Dataset:

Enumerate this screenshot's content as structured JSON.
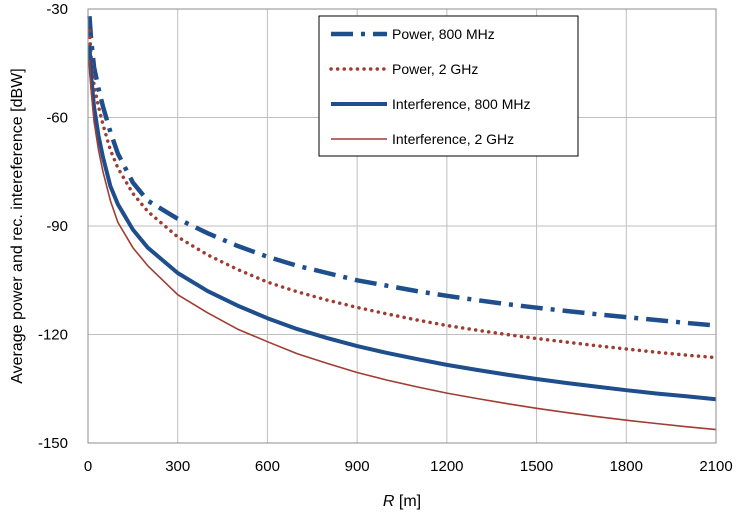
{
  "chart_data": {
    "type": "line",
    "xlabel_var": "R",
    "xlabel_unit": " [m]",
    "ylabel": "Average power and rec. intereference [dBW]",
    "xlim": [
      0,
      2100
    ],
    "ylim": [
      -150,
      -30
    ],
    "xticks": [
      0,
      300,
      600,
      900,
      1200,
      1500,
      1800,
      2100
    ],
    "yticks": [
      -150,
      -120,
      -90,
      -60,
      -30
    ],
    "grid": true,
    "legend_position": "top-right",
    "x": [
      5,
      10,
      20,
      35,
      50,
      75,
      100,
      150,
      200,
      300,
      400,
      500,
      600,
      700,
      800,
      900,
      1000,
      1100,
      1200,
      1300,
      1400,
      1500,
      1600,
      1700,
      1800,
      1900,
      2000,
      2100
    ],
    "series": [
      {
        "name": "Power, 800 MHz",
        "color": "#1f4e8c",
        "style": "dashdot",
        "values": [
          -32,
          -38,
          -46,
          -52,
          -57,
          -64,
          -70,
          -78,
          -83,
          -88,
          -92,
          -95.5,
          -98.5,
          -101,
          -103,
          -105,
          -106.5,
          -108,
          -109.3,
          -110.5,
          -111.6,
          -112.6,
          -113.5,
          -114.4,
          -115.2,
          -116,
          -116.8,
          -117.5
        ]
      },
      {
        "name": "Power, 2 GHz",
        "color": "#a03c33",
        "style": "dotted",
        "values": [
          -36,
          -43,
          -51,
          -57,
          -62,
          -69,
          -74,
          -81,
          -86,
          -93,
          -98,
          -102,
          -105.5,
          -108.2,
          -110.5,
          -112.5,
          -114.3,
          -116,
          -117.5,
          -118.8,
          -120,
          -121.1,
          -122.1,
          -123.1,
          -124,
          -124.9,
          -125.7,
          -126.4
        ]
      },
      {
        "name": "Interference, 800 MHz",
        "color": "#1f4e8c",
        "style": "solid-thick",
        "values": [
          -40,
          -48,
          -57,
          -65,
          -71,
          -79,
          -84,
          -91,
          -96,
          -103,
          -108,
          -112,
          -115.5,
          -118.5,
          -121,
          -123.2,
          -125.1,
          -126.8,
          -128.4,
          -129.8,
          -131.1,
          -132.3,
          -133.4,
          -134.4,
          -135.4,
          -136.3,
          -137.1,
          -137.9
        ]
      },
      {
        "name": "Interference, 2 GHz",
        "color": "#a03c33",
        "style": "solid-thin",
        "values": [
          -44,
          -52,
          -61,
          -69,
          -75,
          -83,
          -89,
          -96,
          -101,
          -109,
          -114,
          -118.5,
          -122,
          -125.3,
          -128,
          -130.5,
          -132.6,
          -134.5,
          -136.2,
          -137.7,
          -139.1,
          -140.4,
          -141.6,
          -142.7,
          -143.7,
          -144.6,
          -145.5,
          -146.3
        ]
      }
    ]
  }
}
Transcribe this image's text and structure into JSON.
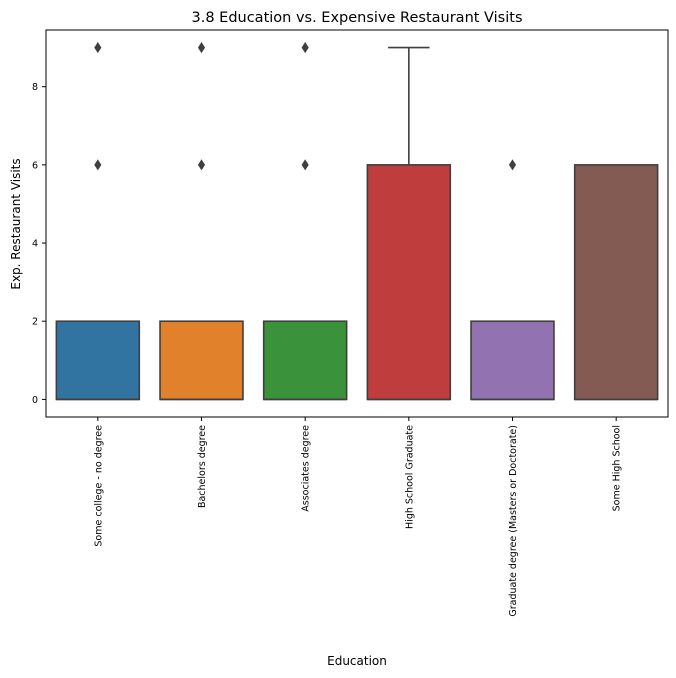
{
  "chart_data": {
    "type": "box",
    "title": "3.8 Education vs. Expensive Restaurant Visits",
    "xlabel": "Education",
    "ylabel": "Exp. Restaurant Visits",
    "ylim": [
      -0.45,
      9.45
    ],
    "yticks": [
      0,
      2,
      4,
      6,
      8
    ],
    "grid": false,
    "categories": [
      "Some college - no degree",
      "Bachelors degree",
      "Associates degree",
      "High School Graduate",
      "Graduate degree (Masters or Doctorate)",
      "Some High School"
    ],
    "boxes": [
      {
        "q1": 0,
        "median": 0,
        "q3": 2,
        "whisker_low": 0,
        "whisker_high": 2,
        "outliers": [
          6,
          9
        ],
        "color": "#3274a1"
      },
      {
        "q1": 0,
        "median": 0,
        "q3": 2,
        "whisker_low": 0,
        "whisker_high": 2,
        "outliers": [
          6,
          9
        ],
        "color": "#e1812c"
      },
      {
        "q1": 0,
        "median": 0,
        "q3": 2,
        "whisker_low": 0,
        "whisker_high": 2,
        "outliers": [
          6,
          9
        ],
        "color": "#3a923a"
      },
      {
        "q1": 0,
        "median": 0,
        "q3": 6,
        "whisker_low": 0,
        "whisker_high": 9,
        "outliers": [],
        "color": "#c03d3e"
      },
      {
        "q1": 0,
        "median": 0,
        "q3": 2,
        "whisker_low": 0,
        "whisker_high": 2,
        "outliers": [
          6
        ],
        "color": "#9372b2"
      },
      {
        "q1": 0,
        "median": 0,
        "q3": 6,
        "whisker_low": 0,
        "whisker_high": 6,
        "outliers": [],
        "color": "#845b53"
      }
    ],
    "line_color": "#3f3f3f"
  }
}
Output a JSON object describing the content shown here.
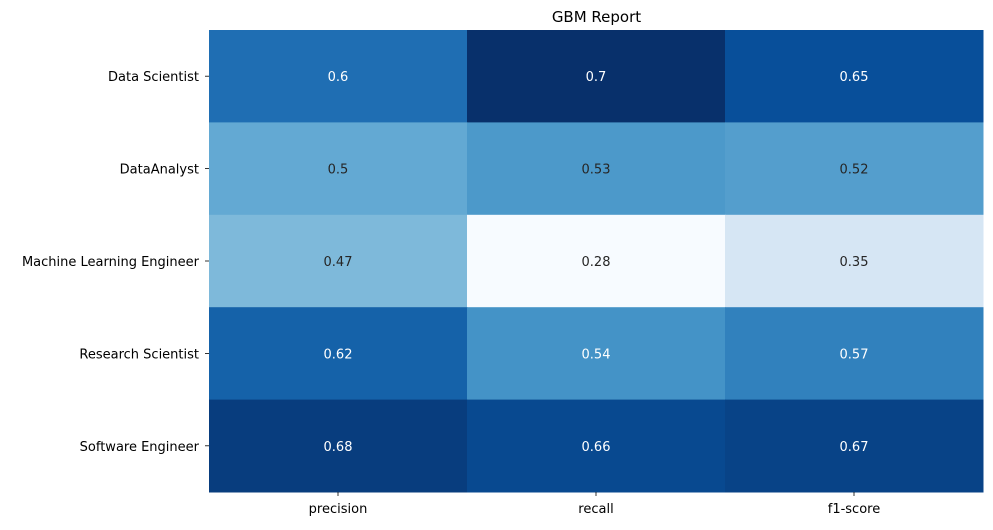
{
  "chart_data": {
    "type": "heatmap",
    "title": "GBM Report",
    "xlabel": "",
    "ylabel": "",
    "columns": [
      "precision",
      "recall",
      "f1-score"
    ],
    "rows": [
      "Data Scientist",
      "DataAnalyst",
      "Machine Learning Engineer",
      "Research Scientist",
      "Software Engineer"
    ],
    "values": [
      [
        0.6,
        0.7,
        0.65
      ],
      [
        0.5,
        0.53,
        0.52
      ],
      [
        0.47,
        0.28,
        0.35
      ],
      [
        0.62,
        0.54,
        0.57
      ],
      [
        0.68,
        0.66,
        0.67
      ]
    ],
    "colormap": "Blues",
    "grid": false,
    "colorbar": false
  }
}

Problem to work on: Your task is to retype all the entries exactly and leave out any pictures.

Task response:
Enumerate this screenshot's content as structured JSON.
{
  "chart_data": {
    "type": "line",
    "xlabel_var": "R",
    "xlabel_unit": " [m]",
    "ylabel": "Average power and rec. intereference [dBW]",
    "xlim": [
      0,
      2100
    ],
    "ylim": [
      -150,
      -30
    ],
    "xticks": [
      0,
      300,
      600,
      900,
      1200,
      1500,
      1800,
      2100
    ],
    "yticks": [
      -150,
      -120,
      -90,
      -60,
      -30
    ],
    "grid": true,
    "legend_position": "top-right",
    "x": [
      5,
      10,
      20,
      35,
      50,
      75,
      100,
      150,
      200,
      300,
      400,
      500,
      600,
      700,
      800,
      900,
      1000,
      1100,
      1200,
      1300,
      1400,
      1500,
      1600,
      1700,
      1800,
      1900,
      2000,
      2100
    ],
    "series": [
      {
        "name": "Power, 800 MHz",
        "color": "#1f4e8c",
        "style": "dashdot",
        "values": [
          -32,
          -38,
          -46,
          -52,
          -57,
          -64,
          -70,
          -78,
          -83,
          -88,
          -92,
          -95.5,
          -98.5,
          -101,
          -103,
          -105,
          -106.5,
          -108,
          -109.3,
          -110.5,
          -111.6,
          -112.6,
          -113.5,
          -114.4,
          -115.2,
          -116,
          -116.8,
          -117.5
        ]
      },
      {
        "name": "Power, 2 GHz",
        "color": "#a03c33",
        "style": "dotted",
        "values": [
          -36,
          -43,
          -51,
          -57,
          -62,
          -69,
          -74,
          -81,
          -86,
          -93,
          -98,
          -102,
          -105.5,
          -108.2,
          -110.5,
          -112.5,
          -114.3,
          -116,
          -117.5,
          -118.8,
          -120,
          -121.1,
          -122.1,
          -123.1,
          -124,
          -124.9,
          -125.7,
          -126.4
        ]
      },
      {
        "name": "Interference, 800 MHz",
        "color": "#1f4e8c",
        "style": "solid-thick",
        "values": [
          -40,
          -48,
          -57,
          -65,
          -71,
          -79,
          -84,
          -91,
          -96,
          -103,
          -108,
          -112,
          -115.5,
          -118.5,
          -121,
          -123.2,
          -125.1,
          -126.8,
          -128.4,
          -129.8,
          -131.1,
          -132.3,
          -133.4,
          -134.4,
          -135.4,
          -136.3,
          -137.1,
          -137.9
        ]
      },
      {
        "name": "Interference, 2 GHz",
        "color": "#a03c33",
        "style": "solid-thin",
        "values": [
          -44,
          -52,
          -61,
          -69,
          -75,
          -83,
          -89,
          -96,
          -101,
          -109,
          -114,
          -118.5,
          -122,
          -125.3,
          -128,
          -130.5,
          -132.6,
          -134.5,
          -136.2,
          -137.7,
          -139.1,
          -140.4,
          -141.6,
          -142.7,
          -143.7,
          -144.6,
          -145.5,
          -146.3
        ]
      }
    ]
  }
}
Transcribe this image's text and structure into JSON.
{
  "chart_data": {
    "type": "box",
    "title": "3.8 Education vs. Expensive Restaurant Visits",
    "xlabel": "Education",
    "ylabel": "Exp. Restaurant Visits",
    "ylim": [
      -0.45,
      9.45
    ],
    "yticks": [
      0,
      2,
      4,
      6,
      8
    ],
    "grid": false,
    "categories": [
      "Some college - no degree",
      "Bachelors degree",
      "Associates degree",
      "High School Graduate",
      "Graduate degree (Masters or Doctorate)",
      "Some High School"
    ],
    "boxes": [
      {
        "q1": 0,
        "median": 0,
        "q3": 2,
        "whisker_low": 0,
        "whisker_high": 2,
        "outliers": [
          6,
          9
        ],
        "color": "#3274a1"
      },
      {
        "q1": 0,
        "median": 0,
        "q3": 2,
        "whisker_low": 0,
        "whisker_high": 2,
        "outliers": [
          6,
          9
        ],
        "color": "#e1812c"
      },
      {
        "q1": 0,
        "median": 0,
        "q3": 2,
        "whisker_low": 0,
        "whisker_high": 2,
        "outliers": [
          6,
          9
        ],
        "color": "#3a923a"
      },
      {
        "q1": 0,
        "median": 0,
        "q3": 6,
        "whisker_low": 0,
        "whisker_high": 9,
        "outliers": [],
        "color": "#c03d3e"
      },
      {
        "q1": 0,
        "median": 0,
        "q3": 2,
        "whisker_low": 0,
        "whisker_high": 2,
        "outliers": [
          6
        ],
        "color": "#9372b2"
      },
      {
        "q1": 0,
        "median": 0,
        "q3": 6,
        "whisker_low": 0,
        "whisker_high": 6,
        "outliers": [],
        "color": "#845b53"
      }
    ],
    "line_color": "#3f3f3f"
  }
}
Output a JSON object describing the content shown here.
{
  "chart_data": {
    "type": "heatmap",
    "title": "GBM Report",
    "xlabel": "",
    "ylabel": "",
    "columns": [
      "precision",
      "recall",
      "f1-score"
    ],
    "rows": [
      "Data Scientist",
      "DataAnalyst",
      "Machine Learning Engineer",
      "Research Scientist",
      "Software Engineer"
    ],
    "values": [
      [
        0.6,
        0.7,
        0.65
      ],
      [
        0.5,
        0.53,
        0.52
      ],
      [
        0.47,
        0.28,
        0.35
      ],
      [
        0.62,
        0.54,
        0.57
      ],
      [
        0.68,
        0.66,
        0.67
      ]
    ],
    "colormap": "Blues",
    "grid": false,
    "colorbar": false
  }
}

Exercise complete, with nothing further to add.